* Start *
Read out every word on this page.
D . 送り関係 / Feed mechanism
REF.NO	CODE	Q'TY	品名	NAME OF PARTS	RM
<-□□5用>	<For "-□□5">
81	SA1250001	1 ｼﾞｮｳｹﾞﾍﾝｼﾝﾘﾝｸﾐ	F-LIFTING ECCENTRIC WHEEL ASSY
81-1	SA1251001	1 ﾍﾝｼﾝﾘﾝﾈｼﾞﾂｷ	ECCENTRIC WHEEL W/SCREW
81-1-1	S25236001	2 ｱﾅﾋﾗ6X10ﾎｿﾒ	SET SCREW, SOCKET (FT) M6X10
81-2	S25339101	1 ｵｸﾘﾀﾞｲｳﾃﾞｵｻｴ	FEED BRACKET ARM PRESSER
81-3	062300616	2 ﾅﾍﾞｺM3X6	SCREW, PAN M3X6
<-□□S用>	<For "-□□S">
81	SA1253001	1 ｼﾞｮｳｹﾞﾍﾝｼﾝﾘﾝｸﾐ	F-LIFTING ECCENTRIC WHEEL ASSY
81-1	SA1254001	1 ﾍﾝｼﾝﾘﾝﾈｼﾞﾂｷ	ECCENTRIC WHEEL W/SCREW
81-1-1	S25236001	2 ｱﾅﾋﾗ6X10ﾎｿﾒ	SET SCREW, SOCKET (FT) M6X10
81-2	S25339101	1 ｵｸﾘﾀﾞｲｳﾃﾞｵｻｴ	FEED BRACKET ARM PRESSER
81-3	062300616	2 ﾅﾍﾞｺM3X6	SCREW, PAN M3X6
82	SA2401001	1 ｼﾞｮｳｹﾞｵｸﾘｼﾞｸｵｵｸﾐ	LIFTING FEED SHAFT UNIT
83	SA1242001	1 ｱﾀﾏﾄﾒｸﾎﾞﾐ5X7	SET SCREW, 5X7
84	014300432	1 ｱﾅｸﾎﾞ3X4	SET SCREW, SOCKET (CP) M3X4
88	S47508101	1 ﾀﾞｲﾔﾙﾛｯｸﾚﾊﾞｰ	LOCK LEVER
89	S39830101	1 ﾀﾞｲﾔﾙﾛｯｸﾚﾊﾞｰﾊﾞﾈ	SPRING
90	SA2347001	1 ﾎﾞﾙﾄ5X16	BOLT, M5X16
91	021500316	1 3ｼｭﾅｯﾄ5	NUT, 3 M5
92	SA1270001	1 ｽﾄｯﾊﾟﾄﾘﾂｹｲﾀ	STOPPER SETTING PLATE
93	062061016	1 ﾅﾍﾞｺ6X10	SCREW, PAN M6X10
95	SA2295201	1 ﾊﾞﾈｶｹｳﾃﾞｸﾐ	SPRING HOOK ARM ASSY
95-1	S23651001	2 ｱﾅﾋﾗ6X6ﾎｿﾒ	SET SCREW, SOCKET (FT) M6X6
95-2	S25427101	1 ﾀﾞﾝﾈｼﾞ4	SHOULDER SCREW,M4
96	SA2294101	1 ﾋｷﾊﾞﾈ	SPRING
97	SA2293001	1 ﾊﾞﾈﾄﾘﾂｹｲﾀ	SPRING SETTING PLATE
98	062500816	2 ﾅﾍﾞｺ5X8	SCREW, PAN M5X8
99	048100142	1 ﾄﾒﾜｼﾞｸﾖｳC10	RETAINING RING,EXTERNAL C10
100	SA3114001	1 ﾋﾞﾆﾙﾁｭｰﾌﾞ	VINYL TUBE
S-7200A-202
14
* End *
Pick out the lines above containing the word "ｼﾞｮｳｹﾞﾍﾝｼﾝﾘﾝｸﾐ", then copy them.

Result of this task:
81	SA1250001	1 ｼﾞｮｳｹﾞﾍﾝｼﾝﾘﾝｸﾐ	F-LIFTING ECCENTRIC WHEEL ASSY
81	SA1253001	1 ｼﾞｮｳｹﾞﾍﾝｼﾝﾘﾝｸﾐ	F-LIFTING ECCENTRIC WHEEL ASSY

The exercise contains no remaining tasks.